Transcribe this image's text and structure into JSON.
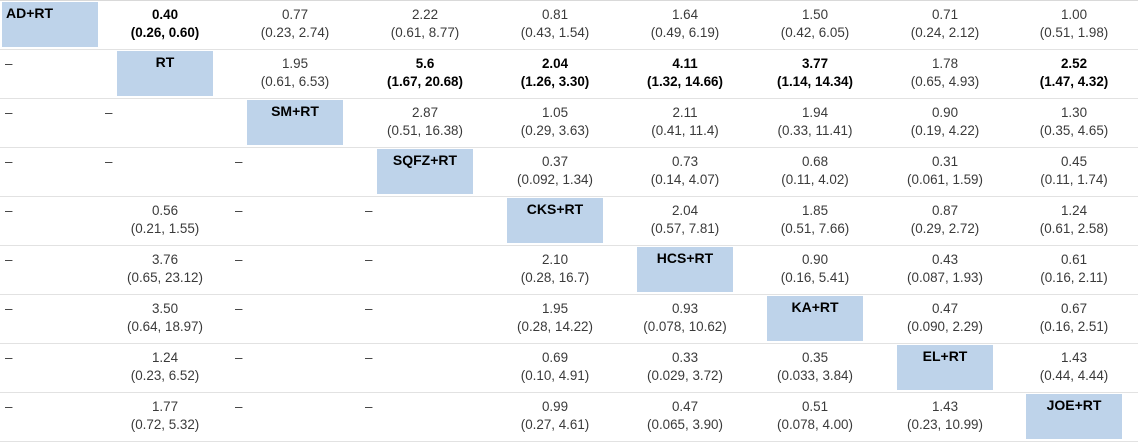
{
  "table": {
    "accent_color": "#bed3ea",
    "rows": [
      [
        {
          "t": "AD+RT"
        },
        {
          "e": "0.40",
          "c": "(0.26, 0.60)",
          "b": true
        },
        {
          "e": "0.77",
          "c": "(0.23, 2.74)"
        },
        {
          "e": "2.22",
          "c": "(0.61, 8.77)"
        },
        {
          "e": "0.81",
          "c": "(0.43, 1.54)"
        },
        {
          "e": "1.64",
          "c": "(0.49, 6.19)"
        },
        {
          "e": "1.50",
          "c": "(0.42, 6.05)"
        },
        {
          "e": "0.71",
          "c": "(0.24, 2.12)"
        },
        {
          "e": "1.00",
          "c": "(0.51, 1.98)"
        }
      ],
      [
        {
          "d": "–"
        },
        {
          "t": "RT"
        },
        {
          "e": "1.95",
          "c": "(0.61, 6.53)"
        },
        {
          "e": "5.6",
          "c": "(1.67, 20.68)",
          "b": true
        },
        {
          "e": "2.04",
          "c": "(1.26, 3.30)",
          "b": true
        },
        {
          "e": "4.11",
          "c": "(1.32, 14.66)",
          "b": true
        },
        {
          "e": "3.77",
          "c": "(1.14, 14.34)",
          "b": true
        },
        {
          "e": "1.78",
          "c": "(0.65, 4.93)"
        },
        {
          "e": "2.52",
          "c": "(1.47, 4.32)",
          "b": true
        }
      ],
      [
        {
          "d": "–"
        },
        {
          "d": "–"
        },
        {
          "t": "SM+RT"
        },
        {
          "e": "2.87",
          "c": "(0.51, 16.38)"
        },
        {
          "e": "1.05",
          "c": "(0.29, 3.63)"
        },
        {
          "e": "2.11",
          "c": "(0.41, 11.4)"
        },
        {
          "e": "1.94",
          "c": "(0.33, 11.41)"
        },
        {
          "e": "0.90",
          "c": "(0.19, 4.22)"
        },
        {
          "e": "1.30",
          "c": "(0.35, 4.65)"
        }
      ],
      [
        {
          "d": "–"
        },
        {
          "d": "–"
        },
        {
          "d": "–"
        },
        {
          "t": "SQFZ+RT"
        },
        {
          "e": "0.37",
          "c": "(0.092, 1.34)"
        },
        {
          "e": "0.73",
          "c": "(0.14, 4.07)"
        },
        {
          "e": "0.68",
          "c": "(0.11, 4.02)"
        },
        {
          "e": "0.31",
          "c": "(0.061, 1.59)"
        },
        {
          "e": "0.45",
          "c": "(0.11, 1.74)"
        }
      ],
      [
        {
          "d": "–"
        },
        {
          "e": "0.56",
          "c": "(0.21, 1.55)"
        },
        {
          "d": "–"
        },
        {
          "d": "–"
        },
        {
          "t": "CKS+RT"
        },
        {
          "e": "2.04",
          "c": "(0.57, 7.81)"
        },
        {
          "e": "1.85",
          "c": "(0.51, 7.66)"
        },
        {
          "e": "0.87",
          "c": "(0.29, 2.72)"
        },
        {
          "e": "1.24",
          "c": "(0.61, 2.58)"
        }
      ],
      [
        {
          "d": "–"
        },
        {
          "e": "3.76",
          "c": "(0.65, 23.12)"
        },
        {
          "d": "–"
        },
        {
          "d": "–"
        },
        {
          "e": "2.10",
          "c": "(0.28, 16.7)"
        },
        {
          "t": "HCS+RT"
        },
        {
          "e": "0.90",
          "c": "(0.16, 5.41)"
        },
        {
          "e": "0.43",
          "c": "(0.087, 1.93)"
        },
        {
          "e": "0.61",
          "c": "(0.16, 2.11)"
        }
      ],
      [
        {
          "d": "–"
        },
        {
          "e": "3.50",
          "c": "(0.64, 18.97)"
        },
        {
          "d": "–"
        },
        {
          "d": "–"
        },
        {
          "e": "1.95",
          "c": "(0.28, 14.22)"
        },
        {
          "e": "0.93",
          "c": "(0.078, 10.62)"
        },
        {
          "t": "KA+RT"
        },
        {
          "e": "0.47",
          "c": "(0.090, 2.29)"
        },
        {
          "e": "0.67",
          "c": "(0.16, 2.51)"
        }
      ],
      [
        {
          "d": "–"
        },
        {
          "e": "1.24",
          "c": "(0.23, 6.52)"
        },
        {
          "d": "–"
        },
        {
          "d": "–"
        },
        {
          "e": "0.69",
          "c": "(0.10, 4.91)"
        },
        {
          "e": "0.33",
          "c": "(0.029, 3.72)"
        },
        {
          "e": "0.35",
          "c": "(0.033, 3.84)"
        },
        {
          "t": "EL+RT"
        },
        {
          "e": "1.43",
          "c": "(0.44, 4.44)"
        }
      ],
      [
        {
          "d": "–"
        },
        {
          "e": "1.77",
          "c": "(0.72, 5.32)"
        },
        {
          "d": "–"
        },
        {
          "d": "–"
        },
        {
          "e": "0.99",
          "c": "(0.27, 4.61)"
        },
        {
          "e": "0.47",
          "c": "(0.065, 3.90)"
        },
        {
          "e": "0.51",
          "c": "(0.078, 4.00)"
        },
        {
          "e": "1.43",
          "c": "(0.23, 10.99)"
        },
        {
          "t": "JOE+RT"
        }
      ]
    ]
  }
}
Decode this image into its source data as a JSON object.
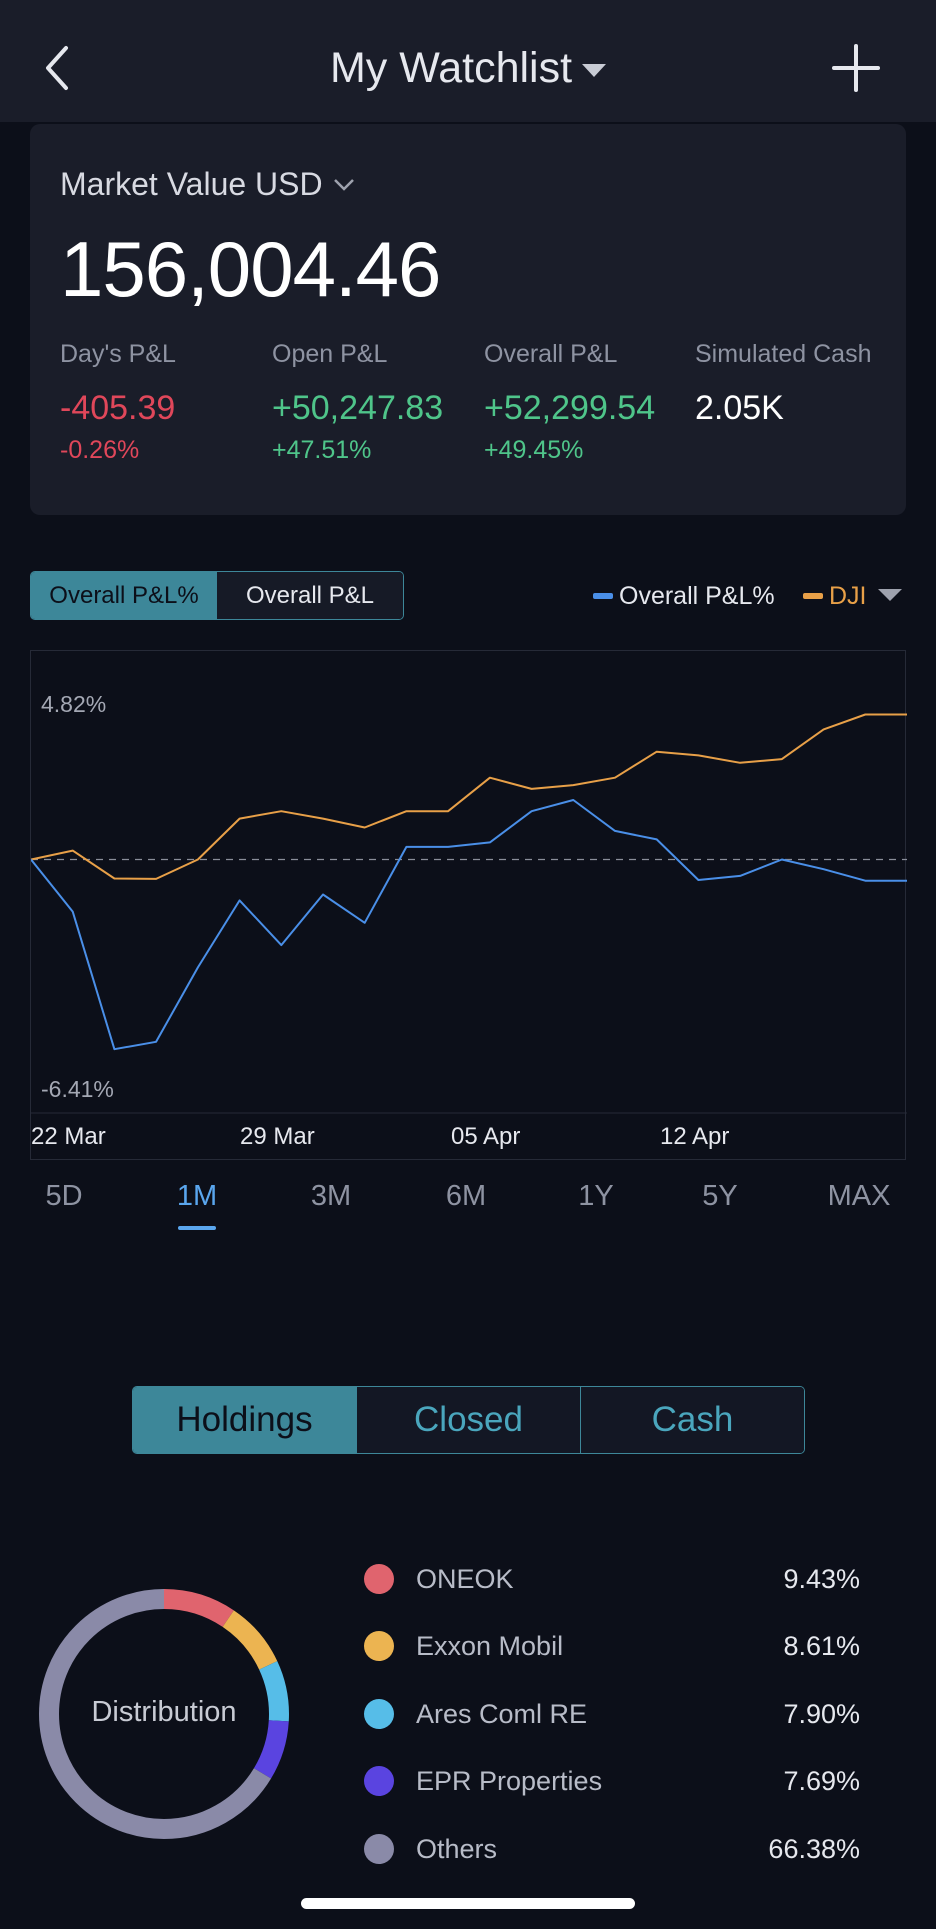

◆ EXERCISE: Copy every line above word for word and exclude the pictures.

◆ EXERCISE OUTPUT:
Transcribe this image's text and structure into JSON.
{
  "table": {
    "accent_color": "#bed3ea",
    "rows": [
      [
        {
          "t": "AD+RT"
        },
        {
          "e": "0.40",
          "c": "(0.26, 0.60)",
          "b": true
        },
        {
          "e": "0.77",
          "c": "(0.23, 2.74)"
        },
        {
          "e": "2.22",
          "c": "(0.61, 8.77)"
        },
        {
          "e": "0.81",
          "c": "(0.43, 1.54)"
        },
        {
          "e": "1.64",
          "c": "(0.49, 6.19)"
        },
        {
          "e": "1.50",
          "c": "(0.42, 6.05)"
        },
        {
          "e": "0.71",
          "c": "(0.24, 2.12)"
        },
        {
          "e": "1.00",
          "c": "(0.51, 1.98)"
        }
      ],
      [
        {
          "d": "–"
        },
        {
          "t": "RT"
        },
        {
          "e": "1.95",
          "c": "(0.61, 6.53)"
        },
        {
          "e": "5.6",
          "c": "(1.67, 20.68)",
          "b": true
        },
        {
          "e": "2.04",
          "c": "(1.26, 3.30)",
          "b": true
        },
        {
          "e": "4.11",
          "c": "(1.32, 14.66)",
          "b": true
        },
        {
          "e": "3.77",
          "c": "(1.14, 14.34)",
          "b": true
        },
        {
          "e": "1.78",
          "c": "(0.65, 4.93)"
        },
        {
          "e": "2.52",
          "c": "(1.47, 4.32)",
          "b": true
        }
      ],
      [
        {
          "d": "–"
        },
        {
          "d": "–"
        },
        {
          "t": "SM+RT"
        },
        {
          "e": "2.87",
          "c": "(0.51, 16.38)"
        },
        {
          "e": "1.05",
          "c": "(0.29, 3.63)"
        },
        {
          "e": "2.11",
          "c": "(0.41, 11.4)"
        },
        {
          "e": "1.94",
          "c": "(0.33, 11.41)"
        },
        {
          "e": "0.90",
          "c": "(0.19, 4.22)"
        },
        {
          "e": "1.30",
          "c": "(0.35, 4.65)"
        }
      ],
      [
        {
          "d": "–"
        },
        {
          "d": "–"
        },
        {
          "d": "–"
        },
        {
          "t": "SQFZ+RT"
        },
        {
          "e": "0.37",
          "c": "(0.092, 1.34)"
        },
        {
          "e": "0.73",
          "c": "(0.14, 4.07)"
        },
        {
          "e": "0.68",
          "c": "(0.11, 4.02)"
        },
        {
          "e": "0.31",
          "c": "(0.061, 1.59)"
        },
        {
          "e": "0.45",
          "c": "(0.11, 1.74)"
        }
      ],
      [
        {
          "d": "–"
        },
        {
          "e": "0.56",
          "c": "(0.21, 1.55)"
        },
        {
          "d": "–"
        },
        {
          "d": "–"
        },
        {
          "t": "CKS+RT"
        },
        {
          "e": "2.04",
          "c": "(0.57, 7.81)"
        },
        {
          "e": "1.85",
          "c": "(0.51, 7.66)"
        },
        {
          "e": "0.87",
          "c": "(0.29, 2.72)"
        },
        {
          "e": "1.24",
          "c": "(0.61, 2.58)"
        }
      ],
      [
        {
          "d": "–"
        },
        {
          "e": "3.76",
          "c": "(0.65, 23.12)"
        },
        {
          "d": "–"
        },
        {
          "d": "–"
        },
        {
          "e": "2.10",
          "c": "(0.28, 16.7)"
        },
        {
          "t": "HCS+RT"
        },
        {
          "e": "0.90",
          "c": "(0.16, 5.41)"
        },
        {
          "e": "0.43",
          "c": "(0.087, 1.93)"
        },
        {
          "e": "0.61",
          "c": "(0.16, 2.11)"
        }
      ],
      [
        {
          "d": "–"
        },
        {
          "e": "3.50",
          "c": "(0.64, 18.97)"
        },
        {
          "d": "–"
        },
        {
          "d": "–"
        },
        {
          "e": "1.95",
          "c": "(0.28, 14.22)"
        },
        {
          "e": "0.93",
          "c": "(0.078, 10.62)"
        },
        {
          "t": "KA+RT"
        },
        {
          "e": "0.47",
          "c": "(0.090, 2.29)"
        },
        {
          "e": "0.67",
          "c": "(0.16, 2.51)"
        }
      ],
      [
        {
          "d": "–"
        },
        {
          "e": "1.24",
          "c": "(0.23, 6.52)"
        },
        {
          "d": "–"
        },
        {
          "d": "–"
        },
        {
          "e": "0.69",
          "c": "(0.10, 4.91)"
        },
        {
          "e": "0.33",
          "c": "(0.029, 3.72)"
        },
        {
          "e": "0.35",
          "c": "(0.033, 3.84)"
        },
        {
          "t": "EL+RT"
        },
        {
          "e": "1.43",
          "c": "(0.44, 4.44)"
        }
      ],
      [
        {
          "d": "–"
        },
        {
          "e": "1.77",
          "c": "(0.72, 5.32)"
        },
        {
          "d": "–"
        },
        {
          "d": "–"
        },
        {
          "e": "0.99",
          "c": "(0.27, 4.61)"
        },
        {
          "e": "0.47",
          "c": "(0.065, 3.90)"
        },
        {
          "e": "0.51",
          "c": "(0.078, 4.00)"
        },
        {
          "e": "1.43",
          "c": "(0.23, 10.99)"
        },
        {
          "t": "JOE+RT"
        }
      ]
    ]
  }
}
Decode this image into its source data as a JSON object.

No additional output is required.